(TASK DIRECTIONS) In the entries below, find every line with "Grades" and copy it.

(GIVEN ENTRIES)
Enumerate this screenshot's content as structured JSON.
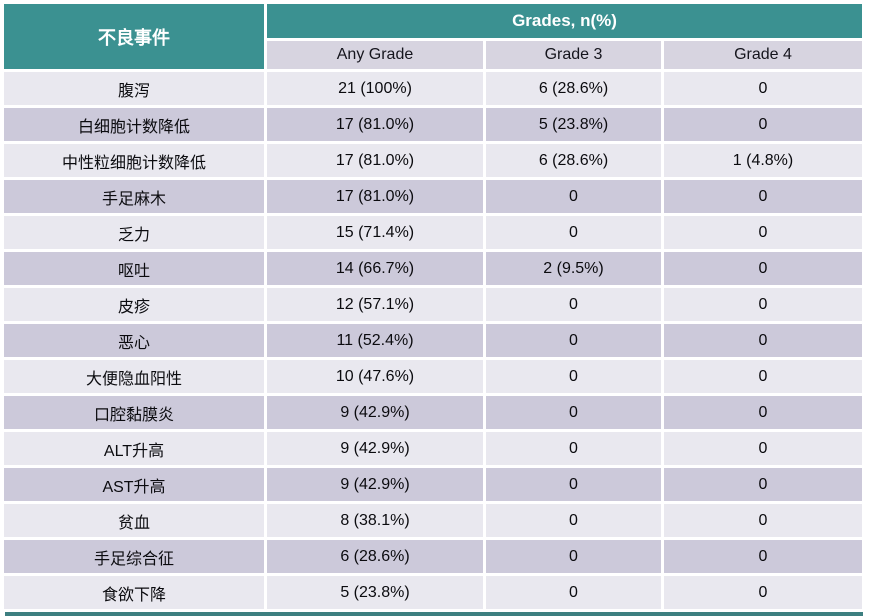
{
  "table_header": {
    "event_column": "不良事件",
    "grades_group": "Grades, n(%)",
    "sub_columns": [
      "Any Grade",
      "Grade 3",
      "Grade 4"
    ]
  },
  "chart_data": {
    "type": "table",
    "title": "Grades, n(%)",
    "columns": [
      "不良事件",
      "Any Grade",
      "Grade 3",
      "Grade 4"
    ],
    "rows": [
      [
        "腹泻",
        "21 (100%)",
        "6 (28.6%)",
        "0"
      ],
      [
        "白细胞计数降低",
        "17 (81.0%)",
        "5 (23.8%)",
        "0"
      ],
      [
        "中性粒细胞计数降低",
        "17 (81.0%)",
        "6 (28.6%)",
        "1 (4.8%)"
      ],
      [
        "手足麻木",
        "17 (81.0%)",
        "0",
        "0"
      ],
      [
        "乏力",
        "15 (71.4%)",
        "0",
        "0"
      ],
      [
        "呕吐",
        "14 (66.7%)",
        "2 (9.5%)",
        "0"
      ],
      [
        "皮疹",
        "12 (57.1%)",
        "0",
        "0"
      ],
      [
        "恶心",
        "11 (52.4%)",
        "0",
        "0"
      ],
      [
        "大便隐血阳性",
        "10 (47.6%)",
        "0",
        "0"
      ],
      [
        "口腔黏膜炎",
        "9 (42.9%)",
        "0",
        "0"
      ],
      [
        "ALT升高",
        "9 (42.9%)",
        "0",
        "0"
      ],
      [
        "AST升高",
        "9 (42.9%)",
        "0",
        "0"
      ],
      [
        "贫血",
        "8 (38.1%)",
        "0",
        "0"
      ],
      [
        "手足综合征",
        "6 (28.6%)",
        "0",
        "0"
      ],
      [
        "食欲下降",
        "5 (23.8%)",
        "0",
        "0"
      ]
    ],
    "layout_hints": {
      "alternating_rows": true,
      "first_data_row_shade": "light",
      "gridlines": "white-gaps"
    }
  },
  "colors": {
    "teal_header_bg": "#3B9191",
    "subheader_bg": "#D7D4E0",
    "row_light_bg": "#E9E8EF",
    "row_dark_bg": "#CCC9DA",
    "header_text": "#FFFFFF",
    "body_text": "#0B0B0F",
    "bottom_bar": "#3D7F80"
  }
}
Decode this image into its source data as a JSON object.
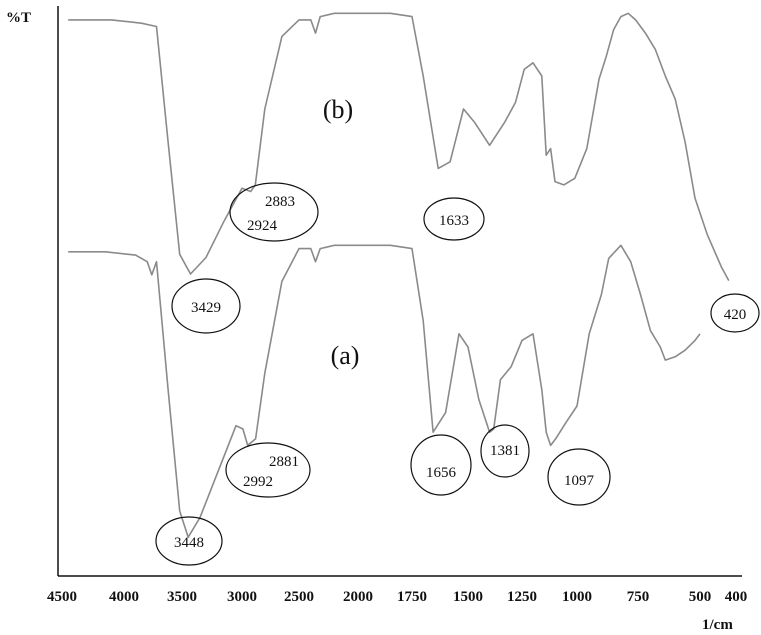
{
  "chart_data": {
    "type": "line",
    "ylabel": "%T",
    "xlabel": "1/cm",
    "xlim": [
      4500,
      400
    ],
    "x_reversed": true,
    "x_ticks": [
      {
        "value": 4500,
        "label": "4500"
      },
      {
        "value": 4000,
        "label": "4000"
      },
      {
        "value": 3500,
        "label": "3500"
      },
      {
        "value": 3000,
        "label": "3000"
      },
      {
        "value": 2500,
        "label": "2500"
      },
      {
        "value": 2000,
        "label": "2000"
      },
      {
        "value": 1750,
        "label": "1750"
      },
      {
        "value": 1500,
        "label": "1500"
      },
      {
        "value": 1250,
        "label": "1250"
      },
      {
        "value": 1000,
        "label": "1000"
      },
      {
        "value": 750,
        "label": "750"
      },
      {
        "value": 500,
        "label": "500"
      },
      {
        "value": 400,
        "label": "400"
      }
    ],
    "series": [
      {
        "name": "(b)",
        "x": [
          4450,
          4100,
          3850,
          3720,
          3620,
          3520,
          3429,
          3300,
          3150,
          3000,
          2924,
          2883,
          2800,
          2650,
          2500,
          2400,
          2360,
          2320,
          2200,
          2000,
          1850,
          1750,
          1700,
          1633,
          1580,
          1520,
          1470,
          1400,
          1330,
          1280,
          1240,
          1200,
          1160,
          1140,
          1120,
          1100,
          1060,
          1010,
          960,
          910,
          880,
          850,
          820,
          790,
          760,
          720,
          680,
          640,
          600,
          560,
          520,
          480,
          440,
          420
        ],
        "y": [
          97,
          97,
          96,
          95,
          60,
          26,
          20,
          25,
          36,
          46,
          45,
          47,
          70,
          92,
          97,
          97,
          93,
          98,
          99,
          99,
          99,
          98,
          80,
          52,
          54,
          70,
          66,
          59,
          66,
          72,
          82,
          84,
          80,
          56,
          58,
          48,
          47,
          49,
          58,
          79,
          86,
          94,
          98,
          99,
          97,
          93,
          88,
          80,
          73,
          60,
          43,
          32,
          22,
          18
        ],
        "ylim": [
          0,
          100
        ]
      },
      {
        "name": "(a)",
        "x": [
          4450,
          4150,
          3900,
          3800,
          3760,
          3720,
          3620,
          3520,
          3448,
          3350,
          3200,
          3050,
          2992,
          2950,
          2881,
          2800,
          2650,
          2500,
          2400,
          2360,
          2320,
          2200,
          2000,
          1850,
          1750,
          1700,
          1656,
          1600,
          1540,
          1500,
          1450,
          1400,
          1381,
          1350,
          1300,
          1250,
          1200,
          1160,
          1140,
          1120,
          1097,
          1050,
          1000,
          950,
          900,
          870,
          820,
          780,
          740,
          700,
          660,
          640,
          600,
          560,
          520,
          500
        ],
        "y": [
          97,
          97,
          96,
          94,
          90,
          94,
          55,
          18,
          10,
          16,
          30,
          44,
          43,
          38,
          40,
          60,
          88,
          98,
          98,
          94,
          98,
          99,
          99,
          99,
          98,
          76,
          42,
          48,
          72,
          68,
          52,
          42,
          43,
          58,
          62,
          70,
          72,
          55,
          42,
          38,
          40,
          45,
          50,
          72,
          84,
          95,
          99,
          94,
          84,
          73,
          68,
          64,
          65,
          67,
          70,
          72
        ],
        "ylim": [
          0,
          100
        ]
      }
    ],
    "curve_labels": [
      {
        "series": "(b)",
        "text": "(b)"
      },
      {
        "series": "(a)",
        "text": "(a)"
      }
    ],
    "annotations": [
      {
        "series": "(b)",
        "texts": [
          "3429"
        ]
      },
      {
        "series": "(b)",
        "texts": [
          "2883",
          "2924"
        ]
      },
      {
        "series": "(b)",
        "texts": [
          "1633"
        ]
      },
      {
        "series": "(b)",
        "texts": [
          "420"
        ]
      },
      {
        "series": "(a)",
        "texts": [
          "3448"
        ]
      },
      {
        "series": "(a)",
        "texts": [
          "2881",
          "2992"
        ]
      },
      {
        "series": "(a)",
        "texts": [
          "1656"
        ]
      },
      {
        "series": "(a)",
        "texts": [
          "1381"
        ]
      },
      {
        "series": "(a)",
        "texts": [
          "1097"
        ]
      }
    ]
  }
}
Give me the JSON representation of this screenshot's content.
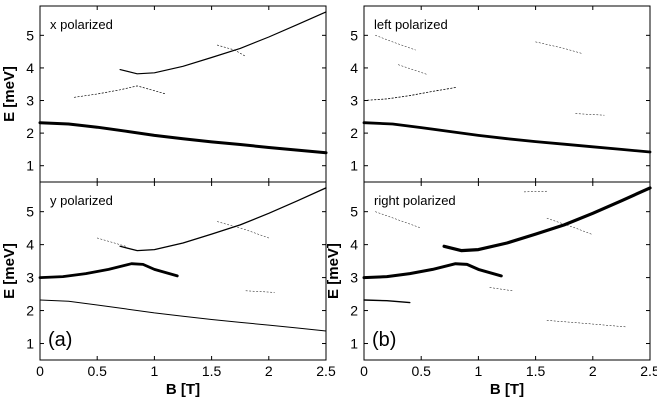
{
  "chart_data": [
    {
      "type": "scatter",
      "panel_text": "x polarized",
      "ylabel": "E [meV]",
      "xlabel": "",
      "corner_label": "",
      "xlim": [
        0,
        2.5
      ],
      "ylim": [
        0.5,
        5.9
      ],
      "y_ticks": [
        "1",
        "2",
        "3",
        "4",
        "5"
      ],
      "x_ticks": [],
      "series": [
        {
          "weight": 3.0,
          "points": [
            [
              0,
              2.32
            ],
            [
              0.25,
              2.28
            ],
            [
              0.5,
              2.18
            ],
            [
              0.75,
              2.06
            ],
            [
              1.0,
              1.93
            ],
            [
              1.25,
              1.83
            ],
            [
              1.5,
              1.73
            ],
            [
              1.75,
              1.65
            ],
            [
              2.0,
              1.56
            ],
            [
              2.25,
              1.48
            ],
            [
              2.5,
              1.4
            ]
          ]
        },
        {
          "weight": 0.7,
          "points": [
            [
              0.3,
              3.1
            ],
            [
              0.5,
              3.2
            ],
            [
              0.7,
              3.33
            ],
            [
              0.85,
              3.45
            ],
            [
              1.0,
              3.3
            ],
            [
              1.1,
              3.2
            ]
          ]
        },
        {
          "weight": 1.2,
          "points": [
            [
              0.7,
              3.95
            ],
            [
              0.85,
              3.82
            ],
            [
              1.0,
              3.85
            ],
            [
              1.25,
              4.05
            ],
            [
              1.5,
              4.32
            ],
            [
              1.75,
              4.6
            ],
            [
              2.0,
              4.95
            ],
            [
              2.25,
              5.33
            ],
            [
              2.5,
              5.72
            ]
          ]
        },
        {
          "weight": 0.6,
          "points": [
            [
              1.55,
              4.7
            ],
            [
              1.7,
              4.55
            ],
            [
              1.8,
              4.35
            ]
          ]
        }
      ]
    },
    {
      "type": "scatter",
      "panel_text": "left  polarized",
      "ylabel": "",
      "xlabel": "",
      "corner_label": "",
      "xlim": [
        0,
        2.5
      ],
      "ylim": [
        0.5,
        5.9
      ],
      "y_ticks": [
        "1",
        "2",
        "3",
        "4",
        "5"
      ],
      "x_ticks": [],
      "series": [
        {
          "weight": 2.8,
          "points": [
            [
              0,
              2.32
            ],
            [
              0.25,
              2.28
            ],
            [
              0.5,
              2.17
            ],
            [
              0.75,
              2.05
            ],
            [
              1.0,
              1.93
            ],
            [
              1.25,
              1.83
            ],
            [
              1.5,
              1.74
            ],
            [
              1.75,
              1.66
            ],
            [
              2.0,
              1.58
            ],
            [
              2.25,
              1.5
            ],
            [
              2.5,
              1.42
            ]
          ]
        },
        {
          "weight": 0.8,
          "points": [
            [
              0,
              3.0
            ],
            [
              0.2,
              3.05
            ],
            [
              0.4,
              3.15
            ],
            [
              0.6,
              3.28
            ],
            [
              0.8,
              3.4
            ]
          ]
        },
        {
          "weight": 0.5,
          "points": [
            [
              0.1,
              5.0
            ],
            [
              0.25,
              4.8
            ],
            [
              0.45,
              4.55
            ]
          ]
        },
        {
          "weight": 0.5,
          "points": [
            [
              0.3,
              4.1
            ],
            [
              0.55,
              3.8
            ]
          ]
        },
        {
          "weight": 0.5,
          "points": [
            [
              1.85,
              2.6
            ],
            [
              2.1,
              2.55
            ]
          ]
        },
        {
          "weight": 0.5,
          "points": [
            [
              1.5,
              4.8
            ],
            [
              1.75,
              4.6
            ],
            [
              1.9,
              4.45
            ]
          ]
        }
      ]
    },
    {
      "type": "scatter",
      "panel_text": "y  polarized",
      "ylabel": "E [meV]",
      "xlabel": "B [T]",
      "corner_label": "(a)",
      "xlim": [
        0,
        2.5
      ],
      "ylim": [
        0.5,
        5.9
      ],
      "y_ticks": [
        "1",
        "2",
        "3",
        "4",
        "5"
      ],
      "x_ticks": [
        "0",
        "0.5",
        "1",
        "1.5",
        "2",
        "2.5"
      ],
      "series": [
        {
          "weight": 2.8,
          "points": [
            [
              0,
              3.0
            ],
            [
              0.2,
              3.03
            ],
            [
              0.4,
              3.12
            ],
            [
              0.6,
              3.25
            ],
            [
              0.8,
              3.42
            ],
            [
              0.9,
              3.4
            ],
            [
              1.0,
              3.25
            ],
            [
              1.2,
              3.05
            ]
          ]
        },
        {
          "weight": 1.3,
          "points": [
            [
              0.7,
              3.95
            ],
            [
              0.85,
              3.82
            ],
            [
              1.0,
              3.85
            ],
            [
              1.25,
              4.05
            ],
            [
              1.5,
              4.32
            ],
            [
              1.75,
              4.6
            ],
            [
              2.0,
              4.95
            ],
            [
              2.25,
              5.33
            ],
            [
              2.5,
              5.72
            ]
          ]
        },
        {
          "weight": 1.0,
          "points": [
            [
              0,
              2.32
            ],
            [
              0.25,
              2.28
            ],
            [
              0.5,
              2.17
            ],
            [
              0.75,
              2.05
            ],
            [
              1.0,
              1.93
            ],
            [
              1.25,
              1.83
            ],
            [
              1.5,
              1.73
            ],
            [
              1.75,
              1.64
            ],
            [
              2.0,
              1.56
            ],
            [
              2.25,
              1.47
            ],
            [
              2.5,
              1.38
            ]
          ]
        },
        {
          "weight": 0.5,
          "points": [
            [
              0.5,
              4.2
            ],
            [
              0.75,
              3.95
            ]
          ]
        },
        {
          "weight": 0.5,
          "points": [
            [
              1.55,
              4.7
            ],
            [
              1.8,
              4.45
            ],
            [
              2.0,
              4.2
            ]
          ]
        },
        {
          "weight": 0.5,
          "points": [
            [
              1.8,
              2.6
            ],
            [
              2.05,
              2.55
            ]
          ]
        }
      ]
    },
    {
      "type": "scatter",
      "panel_text": "right  polarized",
      "ylabel": "E [meV]",
      "xlabel": "B [T]",
      "corner_label": "(b)",
      "xlim": [
        0,
        2.5
      ],
      "ylim": [
        0.5,
        5.9
      ],
      "y_ticks": [
        "1",
        "2",
        "3",
        "4",
        "5"
      ],
      "x_ticks": [
        "0",
        "0.5",
        "1",
        "1.5",
        "2",
        "2.5"
      ],
      "series": [
        {
          "weight": 3.0,
          "points": [
            [
              0,
              3.0
            ],
            [
              0.2,
              3.03
            ],
            [
              0.4,
              3.12
            ],
            [
              0.6,
              3.25
            ],
            [
              0.8,
              3.42
            ],
            [
              0.9,
              3.4
            ],
            [
              1.0,
              3.25
            ],
            [
              1.2,
              3.05
            ]
          ]
        },
        {
          "weight": 3.2,
          "points": [
            [
              0.7,
              3.95
            ],
            [
              0.85,
              3.82
            ],
            [
              1.0,
              3.85
            ],
            [
              1.25,
              4.05
            ],
            [
              1.5,
              4.32
            ],
            [
              1.75,
              4.6
            ],
            [
              2.0,
              4.95
            ],
            [
              2.25,
              5.33
            ],
            [
              2.5,
              5.72
            ]
          ]
        },
        {
          "weight": 1.4,
          "points": [
            [
              0,
              2.32
            ],
            [
              0.2,
              2.3
            ],
            [
              0.4,
              2.24
            ]
          ]
        },
        {
          "weight": 0.5,
          "points": [
            [
              0.1,
              5.0
            ],
            [
              0.3,
              4.75
            ],
            [
              0.5,
              4.5
            ]
          ]
        },
        {
          "weight": 0.5,
          "points": [
            [
              1.4,
              5.6
            ],
            [
              1.6,
              5.62
            ]
          ]
        },
        {
          "weight": 0.5,
          "points": [
            [
              1.6,
              4.8
            ],
            [
              1.85,
              4.5
            ],
            [
              2.0,
              4.3
            ]
          ]
        },
        {
          "weight": 0.5,
          "points": [
            [
              1.6,
              1.7
            ],
            [
              1.9,
              1.62
            ],
            [
              2.3,
              1.5
            ]
          ]
        },
        {
          "weight": 0.5,
          "points": [
            [
              1.1,
              2.7
            ],
            [
              1.3,
              2.6
            ]
          ]
        }
      ]
    }
  ]
}
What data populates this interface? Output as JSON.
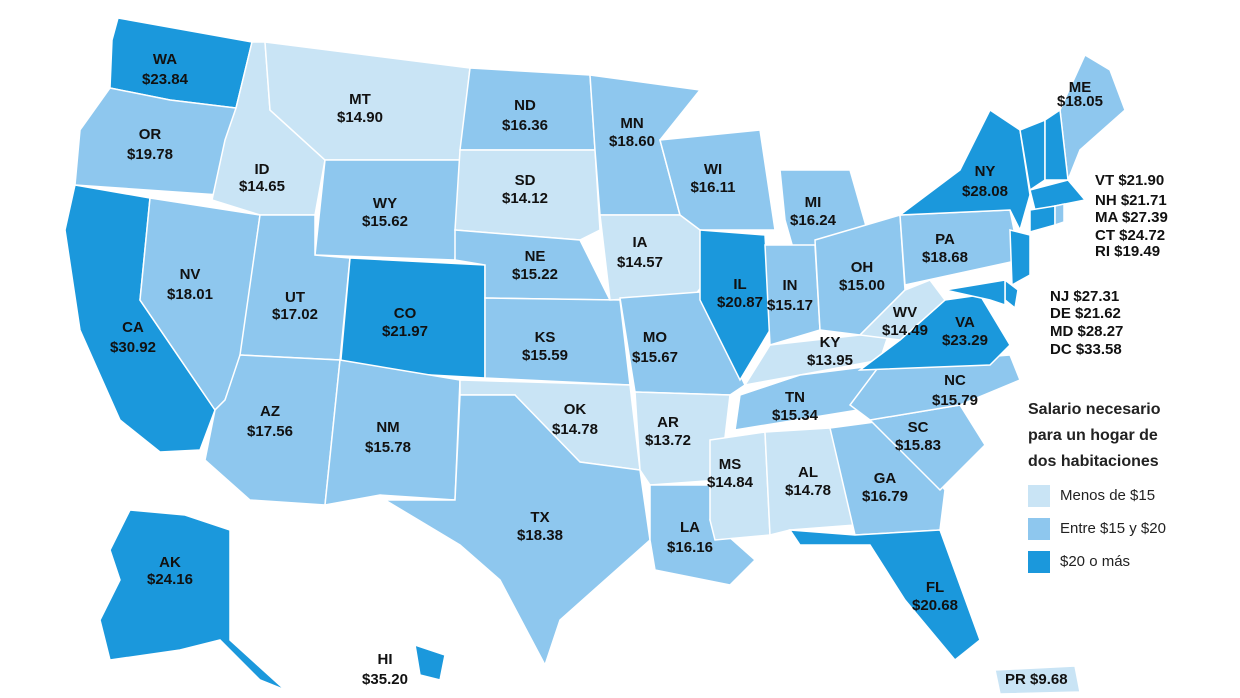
{
  "chart_data": {
    "type": "choropleth",
    "categories": [
      "WA",
      "OR",
      "CA",
      "NV",
      "ID",
      "MT",
      "WY",
      "UT",
      "CO",
      "AZ",
      "NM",
      "ND",
      "SD",
      "NE",
      "KS",
      "OK",
      "TX",
      "MN",
      "IA",
      "MO",
      "AR",
      "LA",
      "WI",
      "IL",
      "MI",
      "IN",
      "OH",
      "KY",
      "TN",
      "MS",
      "AL",
      "GA",
      "FL",
      "SC",
      "NC",
      "VA",
      "WV",
      "PA",
      "NY",
      "ME",
      "VT",
      "NH",
      "MA",
      "CT",
      "RI",
      "NJ",
      "DE",
      "MD",
      "DC",
      "AK",
      "HI",
      "PR"
    ],
    "values": [
      23.84,
      19.78,
      30.92,
      18.01,
      14.65,
      14.9,
      15.62,
      17.02,
      21.97,
      17.56,
      15.78,
      16.36,
      14.12,
      15.22,
      15.59,
      14.78,
      18.38,
      18.6,
      14.57,
      15.67,
      13.72,
      16.16,
      16.11,
      20.87,
      16.24,
      15.17,
      15.0,
      13.95,
      15.34,
      14.84,
      14.78,
      16.79,
      20.68,
      15.83,
      15.79,
      23.29,
      14.49,
      18.68,
      28.08,
      18.05,
      21.9,
      21.71,
      27.39,
      24.72,
      19.49,
      27.31,
      21.62,
      28.27,
      33.58,
      24.16,
      35.2,
      9.68
    ],
    "value_labels": [
      "$23.84",
      "$19.78",
      "$30.92",
      "$18.01",
      "$14.65",
      "$14.90",
      "$15.62",
      "$17.02",
      "$21.97",
      "$17.56",
      "$15.78",
      "$16.36",
      "$14.12",
      "$15.22",
      "$15.59",
      "$14.78",
      "$18.38",
      "$18.60",
      "$14.57",
      "$15.67",
      "$13.72",
      "$16.16",
      "$16.11",
      "$20.87",
      "$16.24",
      "$15.17",
      "$15.00",
      "$13.95",
      "$15.34",
      "$14.84",
      "$14.78",
      "$16.79",
      "$20.68",
      "$15.83",
      "$15.79",
      "$23.29",
      "$14.49",
      "$18.68",
      "$28.08",
      "$18.05",
      "$21.90",
      "$21.71",
      "$27.39",
      "$24.72",
      "$19.49",
      "$27.31",
      "$21.62",
      "$28.27",
      "$33.58",
      "$24.16",
      "$35.20",
      "$9.68"
    ],
    "legend": {
      "title": [
        "Salario necesario",
        "para un hogar de",
        "dos habitaciones"
      ],
      "items": [
        {
          "label": "Menos de $15",
          "color": "#c9e4f5",
          "min": null,
          "max": 15
        },
        {
          "label": "Entre $15 y $20",
          "color": "#8ec7ee",
          "min": 15,
          "max": 20
        },
        {
          "label": "$20 o más",
          "color": "#1b98dc",
          "min": 20,
          "max": null
        }
      ]
    }
  }
}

(EXERCISE RESPONSE)
    "grades_group": "Grades, n(%)",
    "title": "Grades, n(%)",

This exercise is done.